■ WRITTEN EXERCISE ■
Copy out the complete listing, word for word.

-- BEGIN DATA SHOWN --

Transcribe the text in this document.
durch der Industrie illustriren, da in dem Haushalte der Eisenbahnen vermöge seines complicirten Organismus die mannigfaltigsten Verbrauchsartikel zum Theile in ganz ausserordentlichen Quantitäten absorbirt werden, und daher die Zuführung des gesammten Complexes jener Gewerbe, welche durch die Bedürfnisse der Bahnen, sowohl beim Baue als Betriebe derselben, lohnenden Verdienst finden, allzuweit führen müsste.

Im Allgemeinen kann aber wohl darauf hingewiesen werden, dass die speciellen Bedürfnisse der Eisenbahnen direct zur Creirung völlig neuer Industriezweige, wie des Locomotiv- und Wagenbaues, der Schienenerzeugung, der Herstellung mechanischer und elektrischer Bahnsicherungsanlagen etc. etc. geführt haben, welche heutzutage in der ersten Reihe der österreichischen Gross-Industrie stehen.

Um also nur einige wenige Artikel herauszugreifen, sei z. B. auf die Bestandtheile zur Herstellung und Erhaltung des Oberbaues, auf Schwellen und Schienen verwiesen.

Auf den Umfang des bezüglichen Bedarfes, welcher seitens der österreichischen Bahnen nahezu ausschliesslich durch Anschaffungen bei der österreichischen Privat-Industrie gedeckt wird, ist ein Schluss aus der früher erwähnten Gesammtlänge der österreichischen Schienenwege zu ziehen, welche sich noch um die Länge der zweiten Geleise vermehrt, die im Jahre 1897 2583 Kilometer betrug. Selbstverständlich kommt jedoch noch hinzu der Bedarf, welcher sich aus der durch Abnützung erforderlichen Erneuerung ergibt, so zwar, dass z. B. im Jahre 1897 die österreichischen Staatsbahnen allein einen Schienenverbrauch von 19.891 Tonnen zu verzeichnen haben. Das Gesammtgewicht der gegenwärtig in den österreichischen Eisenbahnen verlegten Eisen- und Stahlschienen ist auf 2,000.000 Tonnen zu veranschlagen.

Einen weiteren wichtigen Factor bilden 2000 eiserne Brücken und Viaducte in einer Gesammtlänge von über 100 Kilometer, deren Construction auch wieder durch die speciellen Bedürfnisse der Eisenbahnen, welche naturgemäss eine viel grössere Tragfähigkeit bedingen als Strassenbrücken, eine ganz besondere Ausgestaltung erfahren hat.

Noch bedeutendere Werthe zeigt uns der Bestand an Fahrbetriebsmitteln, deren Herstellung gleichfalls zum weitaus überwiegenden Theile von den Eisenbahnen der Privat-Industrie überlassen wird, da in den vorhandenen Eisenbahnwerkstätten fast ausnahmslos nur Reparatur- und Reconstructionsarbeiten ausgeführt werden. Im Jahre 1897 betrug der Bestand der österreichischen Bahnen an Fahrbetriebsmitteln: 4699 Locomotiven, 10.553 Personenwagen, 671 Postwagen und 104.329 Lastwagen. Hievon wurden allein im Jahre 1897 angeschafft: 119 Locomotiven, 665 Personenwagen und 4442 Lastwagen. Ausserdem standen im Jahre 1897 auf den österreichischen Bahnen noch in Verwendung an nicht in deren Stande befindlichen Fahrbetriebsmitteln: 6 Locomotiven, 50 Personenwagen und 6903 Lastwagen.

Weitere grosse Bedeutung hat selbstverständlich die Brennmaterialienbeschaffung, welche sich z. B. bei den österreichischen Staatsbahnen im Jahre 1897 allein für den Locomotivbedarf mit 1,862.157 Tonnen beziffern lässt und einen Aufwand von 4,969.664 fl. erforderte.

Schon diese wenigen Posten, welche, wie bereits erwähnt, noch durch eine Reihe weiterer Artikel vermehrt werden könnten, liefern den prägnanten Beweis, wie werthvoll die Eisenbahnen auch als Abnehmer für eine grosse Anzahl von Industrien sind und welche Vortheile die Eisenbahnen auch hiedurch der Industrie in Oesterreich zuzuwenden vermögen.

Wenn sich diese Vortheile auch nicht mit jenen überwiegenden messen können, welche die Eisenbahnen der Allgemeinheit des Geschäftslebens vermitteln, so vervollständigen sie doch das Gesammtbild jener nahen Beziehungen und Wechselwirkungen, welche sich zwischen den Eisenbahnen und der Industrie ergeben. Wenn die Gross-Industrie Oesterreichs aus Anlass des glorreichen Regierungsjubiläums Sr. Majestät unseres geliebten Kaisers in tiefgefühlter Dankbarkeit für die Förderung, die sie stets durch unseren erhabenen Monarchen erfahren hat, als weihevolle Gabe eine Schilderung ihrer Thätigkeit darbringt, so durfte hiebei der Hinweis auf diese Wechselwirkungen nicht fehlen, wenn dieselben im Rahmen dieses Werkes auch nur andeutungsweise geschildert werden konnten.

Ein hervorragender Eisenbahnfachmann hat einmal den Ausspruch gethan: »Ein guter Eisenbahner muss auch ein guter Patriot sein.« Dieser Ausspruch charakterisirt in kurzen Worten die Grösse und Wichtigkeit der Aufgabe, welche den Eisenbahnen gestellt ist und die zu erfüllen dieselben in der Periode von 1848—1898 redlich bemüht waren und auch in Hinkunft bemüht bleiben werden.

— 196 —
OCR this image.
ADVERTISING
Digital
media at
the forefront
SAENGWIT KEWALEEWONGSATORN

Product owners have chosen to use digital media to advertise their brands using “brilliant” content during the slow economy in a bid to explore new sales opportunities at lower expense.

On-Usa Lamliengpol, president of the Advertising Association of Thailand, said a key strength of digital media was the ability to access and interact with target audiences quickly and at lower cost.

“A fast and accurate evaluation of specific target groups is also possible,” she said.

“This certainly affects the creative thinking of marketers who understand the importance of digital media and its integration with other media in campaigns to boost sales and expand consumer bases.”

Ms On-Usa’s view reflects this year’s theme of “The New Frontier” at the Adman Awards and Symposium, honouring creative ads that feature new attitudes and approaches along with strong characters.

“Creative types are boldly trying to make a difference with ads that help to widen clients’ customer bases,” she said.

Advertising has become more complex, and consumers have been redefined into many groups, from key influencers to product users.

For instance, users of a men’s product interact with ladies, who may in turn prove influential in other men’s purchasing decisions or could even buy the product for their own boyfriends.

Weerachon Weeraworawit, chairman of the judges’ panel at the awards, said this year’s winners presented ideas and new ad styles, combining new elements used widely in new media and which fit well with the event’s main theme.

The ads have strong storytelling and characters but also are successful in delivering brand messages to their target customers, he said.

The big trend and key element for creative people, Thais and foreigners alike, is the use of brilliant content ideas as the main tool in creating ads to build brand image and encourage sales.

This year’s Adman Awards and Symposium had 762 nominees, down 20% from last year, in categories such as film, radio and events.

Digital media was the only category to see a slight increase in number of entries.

-- END DATA SHOWN --

■ WORKED SOLUTION ■
Transcribe the text in this document.
durch der Industrie illustriren, da in dem Haushalte der Eisenbahnen vermöge seines complicirten Organismus die mannigfaltigsten Verbrauchsartikel zum Theile in ganz ausserordentlichen Quantitäten absorbirt werden, und daher die Zuführung des gesammten Complexes jener Gewerbe, welche durch die Bedürfnisse der Bahnen, sowohl beim Baue als Betriebe derselben, lohnenden Verdienst finden, allzuweit führen müsste.

Im Allgemeinen kann aber wohl darauf hingewiesen werden, dass die speciellen Bedürfnisse der Eisenbahnen direct zur Creirung völlig neuer Industriezweige, wie des Locomotiv- und Wagenbaues, der Schienenerzeugung, der Herstellung mechanischer und elektrischer Bahnsicherungsanlagen etc. etc. geführt haben, welche heutzutage in der ersten Reihe der österreichischen Gross-Industrie stehen.

Um also nur einige wenige Artikel herauszugreifen, sei z. B. auf die Bestandtheile zur Herstellung und Erhaltung des Oberbaues, auf Schwellen und Schienen verwiesen.

Auf den Umfang des bezüglichen Bedarfes, welcher seitens der österreichischen Bahnen nahezu ausschliesslich durch Anschaffungen bei der österreichischen Privat-Industrie gedeckt wird, ist ein Schluss aus der früher erwähnten Gesammtlänge der österreichischen Schienenwege zu ziehen, welche sich noch um die Länge der zweiten Geleise vermehrt, die im Jahre 1897 2583 Kilometer betrug. Selbstverständlich kommt jedoch noch hinzu der Bedarf, welcher sich aus der durch Abnützung erforderlichen Erneuerung ergibt, so zwar, dass z. B. im Jahre 1897 die österreichischen Staatsbahnen allein einen Schienenverbrauch von 19.891 Tonnen zu verzeichnen haben. Das Gesammtgewicht der gegenwärtig in den österreichischen Eisenbahnen verlegten Eisen- und Stahlschienen ist auf 2,000.000 Tonnen zu veranschlagen.

Einen weiteren wichtigen Factor bilden 2000 eiserne Brücken und Viaducte in einer Gesammtlänge von über 100 Kilometer, deren Construction auch wieder durch die speciellen Bedürfnisse der Eisenbahnen, welche naturgemäss eine viel grössere Tragfähigkeit bedingen als Strassenbrücken, eine ganz besondere Ausgestaltung erfahren hat.

Noch bedeutendere Werthe zeigt uns der Bestand an Fahrbetriebsmitteln, deren Herstellung gleichfalls zum weitaus überwiegenden Theile von den Eisenbahnen der Privat-Industrie überlassen wird, da in den vorhandenen Eisenbahnwerkstätten fast ausnahmslos nur Reparatur- und Reconstructionsarbeiten ausgeführt werden. Im Jahre 1897 betrug der Bestand der österreichischen Bahnen an Fahrbetriebsmitteln: 4699 Locomotiven, 10.553 Personenwagen, 671 Postwagen und 104.329 Lastwagen. Hievon wurden allein im Jahre 1897 angeschafft: 119 Locomotiven, 665 Personenwagen und 4442 Lastwagen. Ausserdem standen im Jahre 1897 auf den österreichischen Bahnen noch in Verwendung an nicht in deren Stande befindlichen Fahrbetriebsmitteln: 6 Locomotiven, 50 Personenwagen und 6903 Lastwagen.

Weitere grosse Bedeutung hat selbstverständlich die Brennmaterialienbeschaffung, welche sich z. B. bei den österreichischen Staatsbahnen im Jahre 1897 allein für den Locomotivbedarf mit 1,862.157 Tonnen beziffern lässt und einen Aufwand von 4,969.664 fl. erforderte.

Schon diese wenigen Posten, welche, wie bereits erwähnt, noch durch eine Reihe weiterer Artikel vermehrt werden könnten, liefern den prägnanten Beweis, wie werthvoll die Eisenbahnen auch als Abnehmer für eine grosse Anzahl von Industrien sind und welche Vortheile die Eisenbahnen auch hiedurch der Industrie in Oesterreich zuzuwenden vermögen.

Wenn sich diese Vortheile auch nicht mit jenen überwiegenden messen können, welche die Eisenbahnen der Allgemeinheit des Geschäftslebens vermitteln, so vervollständigen sie doch das Gesammtbild jener nahen Beziehungen und Wechselwirkungen, welche sich zwischen den Eisenbahnen und der Industrie ergeben. Wenn die Gross-Industrie Oesterreichs aus Anlass des glorreichen Regierungsjubiläums Sr. Majestät unseres geliebten Kaisers in tiefgefühlter Dankbarkeit für die Förderung, die sie stets durch unseren erhabenen Monarchen erfahren hat, als weihevolle Gabe eine Schilderung ihrer Thätigkeit darbringt, so durfte hiebei der Hinweis auf diese Wechselwirkungen nicht fehlen, wenn dieselben im Rahmen dieses Werkes auch nur andeutungsweise geschildert werden konnten.

Ein hervorragender Eisenbahnfachmann hat einmal den Ausspruch gethan: »Ein guter Eisenbahner muss auch ein guter Patriot sein.« Dieser Ausspruch charakterisirt in kurzen Worten die Grösse und Wichtigkeit der Aufgabe, welche den Eisenbahnen gestellt ist und die zu erfüllen dieselben in der Periode von 1848—1898 redlich bemüht waren und auch in Hinkunft bemüht bleiben werden.

— 196 —
OCR this image.
ADVERTISING
Digital
media at
the forefront
SAENGWIT KEWALEEWONGSATORN

Product owners have chosen to use digital media to advertise their brands using “brilliant” content during the slow economy in a bid to explore new sales opportunities at lower expense.

On-Usa Lamliengpol, president of the Advertising Association of Thailand, said a key strength of digital media was the ability to access and interact with target audiences quickly and at lower cost.

“A fast and accurate evaluation of specific target groups is also possible,” she said.

“This certainly affects the creative thinking of marketers who understand the importance of digital media and its integration with other media in campaigns to boost sales and expand consumer bases.”

Ms On-Usa’s view reflects this year’s theme of “The New Frontier” at the Adman Awards and Symposium, honouring creative ads that feature new attitudes and approaches along with strong characters.

“Creative types are boldly trying to make a difference with ads that help to widen clients’ customer bases,” she said.

Advertising has become more complex, and consumers have been redefined into many groups, from key influencers to product users.

For instance, users of a men’s product interact with ladies, who may in turn prove influential in other men’s purchasing decisions or could even buy the product for their own boyfriends.

Weerachon Weeraworawit, chairman of the judges’ panel at the awards, said this year’s winners presented ideas and new ad styles, combining new elements used widely in new media and which fit well with the event’s main theme.

The ads have strong storytelling and characters but also are successful in delivering brand messages to their target customers, he said.

The big trend and key element for creative people, Thais and foreigners alike, is the use of brilliant content ideas as the main tool in creating ads to build brand image and encourage sales.

This year’s Adman Awards and Symposium had 762 nominees, down 20% from last year, in categories such as film, radio and events.

Digital media was the only category to see a slight increase in number of entries.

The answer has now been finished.